■ Exercise goal ■
Repeat all of the data precisely.
======== Provided entries ========
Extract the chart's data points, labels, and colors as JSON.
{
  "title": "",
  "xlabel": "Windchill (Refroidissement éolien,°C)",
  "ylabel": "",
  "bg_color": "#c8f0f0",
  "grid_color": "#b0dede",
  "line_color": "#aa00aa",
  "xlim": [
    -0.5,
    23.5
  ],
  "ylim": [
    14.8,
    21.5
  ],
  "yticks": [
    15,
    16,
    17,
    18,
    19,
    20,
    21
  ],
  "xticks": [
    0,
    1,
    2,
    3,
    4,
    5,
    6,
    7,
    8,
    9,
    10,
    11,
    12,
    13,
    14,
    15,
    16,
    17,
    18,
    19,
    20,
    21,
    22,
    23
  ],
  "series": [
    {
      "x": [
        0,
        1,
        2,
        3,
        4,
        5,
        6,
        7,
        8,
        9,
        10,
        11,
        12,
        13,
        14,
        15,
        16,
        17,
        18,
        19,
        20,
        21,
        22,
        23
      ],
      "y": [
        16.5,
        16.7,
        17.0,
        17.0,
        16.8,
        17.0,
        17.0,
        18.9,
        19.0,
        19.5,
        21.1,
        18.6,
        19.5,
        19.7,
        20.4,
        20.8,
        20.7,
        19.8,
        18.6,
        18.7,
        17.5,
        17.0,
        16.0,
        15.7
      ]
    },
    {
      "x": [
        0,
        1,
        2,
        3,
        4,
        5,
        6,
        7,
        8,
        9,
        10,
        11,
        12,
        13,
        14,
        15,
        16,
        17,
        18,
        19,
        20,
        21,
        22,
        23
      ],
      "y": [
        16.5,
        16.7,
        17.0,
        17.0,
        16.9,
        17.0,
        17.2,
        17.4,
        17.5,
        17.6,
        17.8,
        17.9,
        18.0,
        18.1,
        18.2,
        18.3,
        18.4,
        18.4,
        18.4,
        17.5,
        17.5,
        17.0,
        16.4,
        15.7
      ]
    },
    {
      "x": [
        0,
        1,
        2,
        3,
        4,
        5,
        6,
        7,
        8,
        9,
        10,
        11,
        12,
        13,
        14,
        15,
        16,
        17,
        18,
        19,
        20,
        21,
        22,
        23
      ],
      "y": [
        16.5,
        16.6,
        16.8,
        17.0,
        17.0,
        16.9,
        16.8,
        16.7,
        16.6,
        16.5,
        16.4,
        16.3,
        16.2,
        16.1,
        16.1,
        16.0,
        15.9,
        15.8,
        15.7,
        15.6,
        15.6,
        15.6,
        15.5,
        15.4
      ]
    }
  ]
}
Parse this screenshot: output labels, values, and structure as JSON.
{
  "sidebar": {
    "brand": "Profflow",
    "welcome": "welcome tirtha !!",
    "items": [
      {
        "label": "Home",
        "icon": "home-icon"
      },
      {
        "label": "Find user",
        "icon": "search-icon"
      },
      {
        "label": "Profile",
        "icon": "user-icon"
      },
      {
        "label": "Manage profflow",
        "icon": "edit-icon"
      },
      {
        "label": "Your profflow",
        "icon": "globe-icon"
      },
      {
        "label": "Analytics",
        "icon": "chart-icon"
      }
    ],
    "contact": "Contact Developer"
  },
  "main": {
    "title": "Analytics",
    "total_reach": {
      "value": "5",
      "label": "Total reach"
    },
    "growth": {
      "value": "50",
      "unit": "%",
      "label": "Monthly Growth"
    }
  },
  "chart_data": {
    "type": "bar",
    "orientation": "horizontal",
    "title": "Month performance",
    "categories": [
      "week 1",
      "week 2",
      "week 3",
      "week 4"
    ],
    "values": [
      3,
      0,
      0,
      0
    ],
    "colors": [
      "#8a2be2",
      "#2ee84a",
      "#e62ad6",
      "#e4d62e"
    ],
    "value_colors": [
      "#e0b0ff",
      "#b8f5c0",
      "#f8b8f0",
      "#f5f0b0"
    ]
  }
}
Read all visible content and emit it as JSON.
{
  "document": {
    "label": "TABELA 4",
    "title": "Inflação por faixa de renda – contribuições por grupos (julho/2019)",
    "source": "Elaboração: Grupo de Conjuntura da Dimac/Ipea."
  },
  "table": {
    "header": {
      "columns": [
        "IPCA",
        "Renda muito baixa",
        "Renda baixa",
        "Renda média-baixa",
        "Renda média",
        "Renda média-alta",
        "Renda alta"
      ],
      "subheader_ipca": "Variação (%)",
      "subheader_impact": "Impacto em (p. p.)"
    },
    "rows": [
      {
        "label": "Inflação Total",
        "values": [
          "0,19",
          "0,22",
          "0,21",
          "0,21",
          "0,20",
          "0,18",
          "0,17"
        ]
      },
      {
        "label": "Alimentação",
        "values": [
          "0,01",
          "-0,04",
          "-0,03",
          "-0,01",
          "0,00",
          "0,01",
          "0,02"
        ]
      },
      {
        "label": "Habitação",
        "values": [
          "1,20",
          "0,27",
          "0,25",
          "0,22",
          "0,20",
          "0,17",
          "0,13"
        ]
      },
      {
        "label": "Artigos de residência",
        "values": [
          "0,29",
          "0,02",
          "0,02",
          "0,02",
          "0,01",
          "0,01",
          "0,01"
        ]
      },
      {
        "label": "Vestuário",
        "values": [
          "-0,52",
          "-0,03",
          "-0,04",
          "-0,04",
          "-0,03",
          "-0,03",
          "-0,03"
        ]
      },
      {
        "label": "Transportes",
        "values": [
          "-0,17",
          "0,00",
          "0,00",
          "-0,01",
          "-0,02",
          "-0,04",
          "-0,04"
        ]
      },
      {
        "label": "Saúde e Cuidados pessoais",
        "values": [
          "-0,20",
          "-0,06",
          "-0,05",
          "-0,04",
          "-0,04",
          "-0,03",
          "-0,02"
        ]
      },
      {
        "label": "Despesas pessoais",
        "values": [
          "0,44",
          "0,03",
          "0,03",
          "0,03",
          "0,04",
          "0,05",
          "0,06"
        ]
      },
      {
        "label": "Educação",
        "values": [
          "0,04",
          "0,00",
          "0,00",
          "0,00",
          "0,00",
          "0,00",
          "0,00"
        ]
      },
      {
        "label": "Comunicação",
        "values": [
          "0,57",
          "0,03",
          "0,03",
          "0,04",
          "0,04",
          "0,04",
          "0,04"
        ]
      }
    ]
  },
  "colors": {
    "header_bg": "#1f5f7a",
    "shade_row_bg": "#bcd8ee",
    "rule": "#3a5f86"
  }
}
========
■ Expected output ■
Extract the chart's data points, labels, and colors as JSON.
{
  "title": "",
  "xlabel": "Windchill (Refroidissement éolien,°C)",
  "ylabel": "",
  "bg_color": "#c8f0f0",
  "grid_color": "#b0dede",
  "line_color": "#aa00aa",
  "xlim": [
    -0.5,
    23.5
  ],
  "ylim": [
    14.8,
    21.5
  ],
  "yticks": [
    15,
    16,
    17,
    18,
    19,
    20,
    21
  ],
  "xticks": [
    0,
    1,
    2,
    3,
    4,
    5,
    6,
    7,
    8,
    9,
    10,
    11,
    12,
    13,
    14,
    15,
    16,
    17,
    18,
    19,
    20,
    21,
    22,
    23
  ],
  "series": [
    {
      "x": [
        0,
        1,
        2,
        3,
        4,
        5,
        6,
        7,
        8,
        9,
        10,
        11,
        12,
        13,
        14,
        15,
        16,
        17,
        18,
        19,
        20,
        21,
        22,
        23
      ],
      "y": [
        16.5,
        16.7,
        17.0,
        17.0,
        16.8,
        17.0,
        17.0,
        18.9,
        19.0,
        19.5,
        21.1,
        18.6,
        19.5,
        19.7,
        20.4,
        20.8,
        20.7,
        19.8,
        18.6,
        18.7,
        17.5,
        17.0,
        16.0,
        15.7
      ]
    },
    {
      "x": [
        0,
        1,
        2,
        3,
        4,
        5,
        6,
        7,
        8,
        9,
        10,
        11,
        12,
        13,
        14,
        15,
        16,
        17,
        18,
        19,
        20,
        21,
        22,
        23
      ],
      "y": [
        16.5,
        16.7,
        17.0,
        17.0,
        16.9,
        17.0,
        17.2,
        17.4,
        17.5,
        17.6,
        17.8,
        17.9,
        18.0,
        18.1,
        18.2,
        18.3,
        18.4,
        18.4,
        18.4,
        17.5,
        17.5,
        17.0,
        16.4,
        15.7
      ]
    },
    {
      "x": [
        0,
        1,
        2,
        3,
        4,
        5,
        6,
        7,
        8,
        9,
        10,
        11,
        12,
        13,
        14,
        15,
        16,
        17,
        18,
        19,
        20,
        21,
        22,
        23
      ],
      "y": [
        16.5,
        16.6,
        16.8,
        17.0,
        17.0,
        16.9,
        16.8,
        16.7,
        16.6,
        16.5,
        16.4,
        16.3,
        16.2,
        16.1,
        16.1,
        16.0,
        15.9,
        15.8,
        15.7,
        15.6,
        15.6,
        15.6,
        15.5,
        15.4
      ]
    }
  ]
}
Parse this screenshot: output labels, values, and structure as JSON.
{
  "sidebar": {
    "brand": "Profflow",
    "welcome": "welcome tirtha !!",
    "items": [
      {
        "label": "Home",
        "icon": "home-icon"
      },
      {
        "label": "Find user",
        "icon": "search-icon"
      },
      {
        "label": "Profile",
        "icon": "user-icon"
      },
      {
        "label": "Manage profflow",
        "icon": "edit-icon"
      },
      {
        "label": "Your profflow",
        "icon": "globe-icon"
      },
      {
        "label": "Analytics",
        "icon": "chart-icon"
      }
    ],
    "contact": "Contact Developer"
  },
  "main": {
    "title": "Analytics",
    "total_reach": {
      "value": "5",
      "label": "Total reach"
    },
    "growth": {
      "value": "50",
      "unit": "%",
      "label": "Monthly Growth"
    }
  },
  "chart_data": {
    "type": "bar",
    "orientation": "horizontal",
    "title": "Month performance",
    "categories": [
      "week 1",
      "week 2",
      "week 3",
      "week 4"
    ],
    "values": [
      3,
      0,
      0,
      0
    ],
    "colors": [
      "#8a2be2",
      "#2ee84a",
      "#e62ad6",
      "#e4d62e"
    ],
    "value_colors": [
      "#e0b0ff",
      "#b8f5c0",
      "#f8b8f0",
      "#f5f0b0"
    ]
  }
}
Read all visible content and emit it as JSON.
{
  "document": {
    "label": "TABELA 4",
    "title": "Inflação por faixa de renda – contribuições por grupos (julho/2019)",
    "source": "Elaboração: Grupo de Conjuntura da Dimac/Ipea."
  },
  "table": {
    "header": {
      "columns": [
        "IPCA",
        "Renda muito baixa",
        "Renda baixa",
        "Renda média-baixa",
        "Renda média",
        "Renda média-alta",
        "Renda alta"
      ],
      "subheader_ipca": "Variação (%)",
      "subheader_impact": "Impacto em (p. p.)"
    },
    "rows": [
      {
        "label": "Inflação Total",
        "values": [
          "0,19",
          "0,22",
          "0,21",
          "0,21",
          "0,20",
          "0,18",
          "0,17"
        ]
      },
      {
        "label": "Alimentação",
        "values": [
          "0,01",
          "-0,04",
          "-0,03",
          "-0,01",
          "0,00",
          "0,01",
          "0,02"
        ]
      },
      {
        "label": "Habitação",
        "values": [
          "1,20",
          "0,27",
          "0,25",
          "0,22",
          "0,20",
          "0,17",
          "0,13"
        ]
      },
      {
        "label": "Artigos de residência",
        "values": [
          "0,29",
          "0,02",
          "0,02",
          "0,02",
          "0,01",
          "0,01",
          "0,01"
        ]
      },
      {
        "label": "Vestuário",
        "values": [
          "-0,52",
          "-0,03",
          "-0,04",
          "-0,04",
          "-0,03",
          "-0,03",
          "-0,03"
        ]
      },
      {
        "label": "Transportes",
        "values": [
          "-0,17",
          "0,00",
          "0,00",
          "-0,01",
          "-0,02",
          "-0,04",
          "-0,04"
        ]
      },
      {
        "label": "Saúde e Cuidados pessoais",
        "values": [
          "-0,20",
          "-0,06",
          "-0,05",
          "-0,04",
          "-0,04",
          "-0,03",
          "-0,02"
        ]
      },
      {
        "label": "Despesas pessoais",
        "values": [
          "0,44",
          "0,03",
          "0,03",
          "0,03",
          "0,04",
          "0,05",
          "0,06"
        ]
      },
      {
        "label": "Educação",
        "values": [
          "0,04",
          "0,00",
          "0,00",
          "0,00",
          "0,00",
          "0,00",
          "0,00"
        ]
      },
      {
        "label": "Comunicação",
        "values": [
          "0,57",
          "0,03",
          "0,03",
          "0,04",
          "0,04",
          "0,04",
          "0,04"
        ]
      }
    ]
  },
  "colors": {
    "header_bg": "#1f5f7a",
    "shade_row_bg": "#bcd8ee",
    "rule": "#3a5f86"
  }
}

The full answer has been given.